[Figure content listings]
§ §

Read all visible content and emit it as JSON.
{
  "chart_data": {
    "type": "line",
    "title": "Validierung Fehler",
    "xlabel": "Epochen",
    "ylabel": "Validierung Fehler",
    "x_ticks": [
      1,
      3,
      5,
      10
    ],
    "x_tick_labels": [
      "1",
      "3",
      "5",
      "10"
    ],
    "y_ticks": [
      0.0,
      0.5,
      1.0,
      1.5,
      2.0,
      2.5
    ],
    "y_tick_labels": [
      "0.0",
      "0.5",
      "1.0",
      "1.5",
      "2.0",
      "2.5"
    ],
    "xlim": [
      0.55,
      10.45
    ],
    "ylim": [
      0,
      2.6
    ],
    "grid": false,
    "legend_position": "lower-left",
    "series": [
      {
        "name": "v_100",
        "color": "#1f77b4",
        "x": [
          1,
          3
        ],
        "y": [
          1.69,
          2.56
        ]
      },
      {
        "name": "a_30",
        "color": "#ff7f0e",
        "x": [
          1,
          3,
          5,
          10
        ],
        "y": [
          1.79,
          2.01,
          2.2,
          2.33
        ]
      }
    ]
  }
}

§ §

To be done:
Can you reproduce all the material exactly?

Answer to this exercise:
Read all visible content and emit it as JSON.
{
  "chart_data": {
    "type": "line",
    "title": "Validierung Fehler",
    "xlabel": "Epochen",
    "ylabel": "Validierung Fehler",
    "x_ticks": [
      1,
      3,
      5,
      10
    ],
    "x_tick_labels": [
      "1",
      "3",
      "5",
      "10"
    ],
    "y_ticks": [
      0.0,
      0.5,
      1.0,
      1.5,
      2.0,
      2.5
    ],
    "y_tick_labels": [
      "0.0",
      "0.5",
      "1.0",
      "1.5",
      "2.0",
      "2.5"
    ],
    "xlim": [
      0.55,
      10.45
    ],
    "ylim": [
      0,
      2.6
    ],
    "grid": false,
    "legend_position": "lower-left",
    "series": [
      {
        "name": "v_100",
        "color": "#1f77b4",
        "x": [
          1,
          3
        ],
        "y": [
          1.69,
          2.56
        ]
      },
      {
        "name": "a_30",
        "color": "#ff7f0e",
        "x": [
          1,
          3,
          5,
          10
        ],
        "y": [
          1.79,
          2.01,
          2.2,
          2.33
        ]
      }
    ]
  }
}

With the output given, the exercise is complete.